■ **Exercise objective**: Continue the forum thread about AWK from the end of its last post.

■ **Given passage**:

:::

October 18, 2017 - 11:41

Thomas Thompson

>Our astronomy undergrad involves learning it, among other script languages and programs. Am i getting memed? Is AWK worth researching further?
AWK has saved a bunch of times. Easily shaved off a week of a project just by writing 30 lines to process the output of some ampl code and integrate them in a format useful for R programming. It is a great investment

October 18, 2017 - 11:41

Camden Mitchell

>downloading "some random person's" code rather than using a language's stdlib
standard libraries need to maintain compatability as well as possible, and if they are for scripting languages then "specialized" is highly misleading.
whereas, getting a regex from somewhere else can literally mean anywhere, including some language's stdlib.
>for your language
why do you assume we will be using the language after we acquire the fourth field?
for all we know, it will literally be the end of a bash script, in which case, writing your own awk and using someone else's regex is easily the simplest method.
hell, if it's exactly as described, awk still beats out any "real" language for bug-surface, and using literally any regex that works could theoretically have 0 surface.
this is literally what awk was made for, regexes shouldn't scare you.
i hope you learned something.

October 18, 2017 - 11:42

Lucas Morris

>mawk
Is it any better than nawk? Why do you use it? I want to understand.

October 18, 2017 - 11:42

Hunter Harris

>the library you're including probably uses regexes, that point is lacking.
First of all, no it does not. Regex is slow as fuck. Ruby's implementation is much faster.
Second of all, even if it did use regex under the hood, the point would still stand because the person writing the high level code does not need to spend time manually dicking around with regex to solve the problem.

October 18, 2017 - 11:43

Brody Reed

This is just what my system came with. It's unlikely your system is actually using 'awk'. The 'awk' command is probably a link to a specific implementation.

:::

■ **Excerpted data**:
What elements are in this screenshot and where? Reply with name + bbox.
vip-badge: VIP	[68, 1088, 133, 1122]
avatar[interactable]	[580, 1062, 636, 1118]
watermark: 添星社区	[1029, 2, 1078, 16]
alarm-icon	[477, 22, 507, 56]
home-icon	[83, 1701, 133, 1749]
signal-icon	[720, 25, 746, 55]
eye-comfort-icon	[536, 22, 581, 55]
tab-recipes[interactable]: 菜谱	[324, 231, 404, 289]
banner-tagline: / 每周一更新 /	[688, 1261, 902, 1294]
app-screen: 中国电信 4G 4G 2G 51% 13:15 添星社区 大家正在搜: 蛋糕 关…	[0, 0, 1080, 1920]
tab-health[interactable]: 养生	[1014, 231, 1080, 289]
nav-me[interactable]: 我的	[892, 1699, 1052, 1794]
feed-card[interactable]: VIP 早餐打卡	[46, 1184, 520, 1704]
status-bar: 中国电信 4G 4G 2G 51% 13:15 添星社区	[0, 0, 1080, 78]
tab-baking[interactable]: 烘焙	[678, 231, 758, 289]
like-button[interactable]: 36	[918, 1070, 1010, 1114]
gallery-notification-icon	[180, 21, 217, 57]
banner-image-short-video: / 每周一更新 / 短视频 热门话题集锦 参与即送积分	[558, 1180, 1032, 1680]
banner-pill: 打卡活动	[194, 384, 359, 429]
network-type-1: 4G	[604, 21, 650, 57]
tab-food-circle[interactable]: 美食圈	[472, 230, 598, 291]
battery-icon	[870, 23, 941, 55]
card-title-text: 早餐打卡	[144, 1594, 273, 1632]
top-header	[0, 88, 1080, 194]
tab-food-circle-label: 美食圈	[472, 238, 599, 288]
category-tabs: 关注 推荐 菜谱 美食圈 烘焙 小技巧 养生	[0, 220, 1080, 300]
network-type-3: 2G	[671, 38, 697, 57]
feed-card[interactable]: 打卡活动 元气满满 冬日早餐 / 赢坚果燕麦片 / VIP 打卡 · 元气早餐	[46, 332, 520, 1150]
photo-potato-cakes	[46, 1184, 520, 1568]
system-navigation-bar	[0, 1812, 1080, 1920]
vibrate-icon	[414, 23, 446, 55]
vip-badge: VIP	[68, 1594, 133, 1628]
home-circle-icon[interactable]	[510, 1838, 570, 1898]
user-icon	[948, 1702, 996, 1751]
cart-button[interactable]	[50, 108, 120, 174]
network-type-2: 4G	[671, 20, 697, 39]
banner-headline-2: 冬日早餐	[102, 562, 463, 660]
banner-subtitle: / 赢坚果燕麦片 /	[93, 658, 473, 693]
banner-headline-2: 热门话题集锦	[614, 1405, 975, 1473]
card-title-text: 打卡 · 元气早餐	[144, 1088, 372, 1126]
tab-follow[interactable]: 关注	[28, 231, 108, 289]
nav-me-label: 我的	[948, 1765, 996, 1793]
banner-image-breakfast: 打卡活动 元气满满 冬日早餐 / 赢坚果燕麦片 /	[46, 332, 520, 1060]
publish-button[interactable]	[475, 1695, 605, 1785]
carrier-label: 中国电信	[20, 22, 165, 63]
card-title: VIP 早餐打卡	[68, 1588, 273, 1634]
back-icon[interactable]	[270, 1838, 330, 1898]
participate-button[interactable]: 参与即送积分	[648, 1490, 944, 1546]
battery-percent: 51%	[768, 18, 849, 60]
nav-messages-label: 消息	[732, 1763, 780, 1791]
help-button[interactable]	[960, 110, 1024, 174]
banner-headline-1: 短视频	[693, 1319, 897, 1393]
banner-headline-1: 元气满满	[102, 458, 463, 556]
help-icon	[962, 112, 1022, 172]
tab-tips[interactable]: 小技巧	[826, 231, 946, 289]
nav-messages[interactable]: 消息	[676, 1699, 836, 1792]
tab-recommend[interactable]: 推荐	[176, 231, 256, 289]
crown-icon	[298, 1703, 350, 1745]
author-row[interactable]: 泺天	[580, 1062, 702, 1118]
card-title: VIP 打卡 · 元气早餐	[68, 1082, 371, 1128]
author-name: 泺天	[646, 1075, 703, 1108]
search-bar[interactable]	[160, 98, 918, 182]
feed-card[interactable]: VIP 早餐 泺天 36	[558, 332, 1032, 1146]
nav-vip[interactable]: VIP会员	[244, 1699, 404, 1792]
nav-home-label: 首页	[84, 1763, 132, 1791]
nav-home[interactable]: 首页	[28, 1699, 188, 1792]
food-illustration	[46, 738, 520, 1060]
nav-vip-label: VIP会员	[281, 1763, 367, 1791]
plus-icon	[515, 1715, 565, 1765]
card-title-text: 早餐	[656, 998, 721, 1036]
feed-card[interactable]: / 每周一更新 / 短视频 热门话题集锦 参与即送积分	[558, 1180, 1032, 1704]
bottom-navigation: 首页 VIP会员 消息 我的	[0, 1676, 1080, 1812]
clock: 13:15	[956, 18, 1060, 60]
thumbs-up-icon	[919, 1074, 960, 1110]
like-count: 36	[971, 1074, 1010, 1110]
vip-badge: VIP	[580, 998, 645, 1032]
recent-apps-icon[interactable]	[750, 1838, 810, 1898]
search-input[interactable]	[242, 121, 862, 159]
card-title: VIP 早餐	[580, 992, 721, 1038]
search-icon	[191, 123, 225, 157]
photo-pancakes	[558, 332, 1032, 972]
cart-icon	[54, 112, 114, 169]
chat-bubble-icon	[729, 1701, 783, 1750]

:::

■ **Answer to the exercise**:
October 18, 2017 - 11:46

Jaxson Bennett

This is how retards think. I'm well versed in awk and regex as I used them regularly in my previous job before eventually replacing all my nonsense Bash scripts with equivalent (but faster and more elegant) Ruby scripts. Using some awk bullshit one liner with a regex delimiter is innefficient and not very readable to anyone except a small minority of people. When you work within an organization with more than 3 people, code readability is more important than anything else except when performance becomes an issue. In this case, the Ruby implementation is more performant and also more readable.

October 18, 2017 - 11:46

Jace Watson

Ruby confirmed for best.
user@devuan:~$ du -h /usr/bin/ruby2.1
8.0K /usr/bin/ruby2.1
user@devuan:~$ du -h /usr/bin/mawk
116K /usr/bin/mawk

October 18, 2017 - 11:50

Cooper Reyes

Ah, okay. I too use what came with my system.

October 18, 2017 - 11:53

Jack Carter

user@debian:~$ du -h /usr/bin/du
112K /usr/bin/du

Quick, some rewrite 'du' in Ruby!

October 18, 2017 - 11:53

Liam Bell

Jesus dude, we know you suck at regex's and you probably suck at Unix command line since most utilities use regex's.

October 18, 2017 - 12:31

Mason Williams

>her

October 18, 2017 - 15:33

Chase Thomas

As an astro postgrad basically everything I use/write is python or c/cuda and probably 80% I know about but don't use myself are python. Sed and awk are handy but most people just use python scripts instead because thats what they know.

October 18, 2017 - 18:00

Austin Miller

It's a nice old school low level tool.

October 18, 2017 - 18:14

Mason Johnson

I need some gawk/regexp help

I want this to match any string that isn't a comment and contains ServerName and domain.com case insensitively

gawk '/[^#][[:space:]]*[sS]erver[nN]ame[[:space:]]*.+\.domain.com/' /tmp/notavhost.conf

[root@mutproxyf2r1 ~]# cat /tmp/notavhost.conf
ServerName toto.domain.com
ServerName toto.domain.com
ServerName toto.domain.com
Servername toto.domain.com
Servername toto.domain.com
#Servername toto.domain.com
#Servername toto.domain.com
# ServerName toto.domain.com
# Servername toto.domain.com
# ServerName toto.domain.com
# ServerName toto.domain.com

So far I've got it to everything expect when there's not space/tab at the beginning of the line.

October 18, 2017 - 18:22

Juan Parker

awk is a great text munging language. C and FORTRAN are more for complex numeric processing (in scientific settings, anyway) and not really comparable.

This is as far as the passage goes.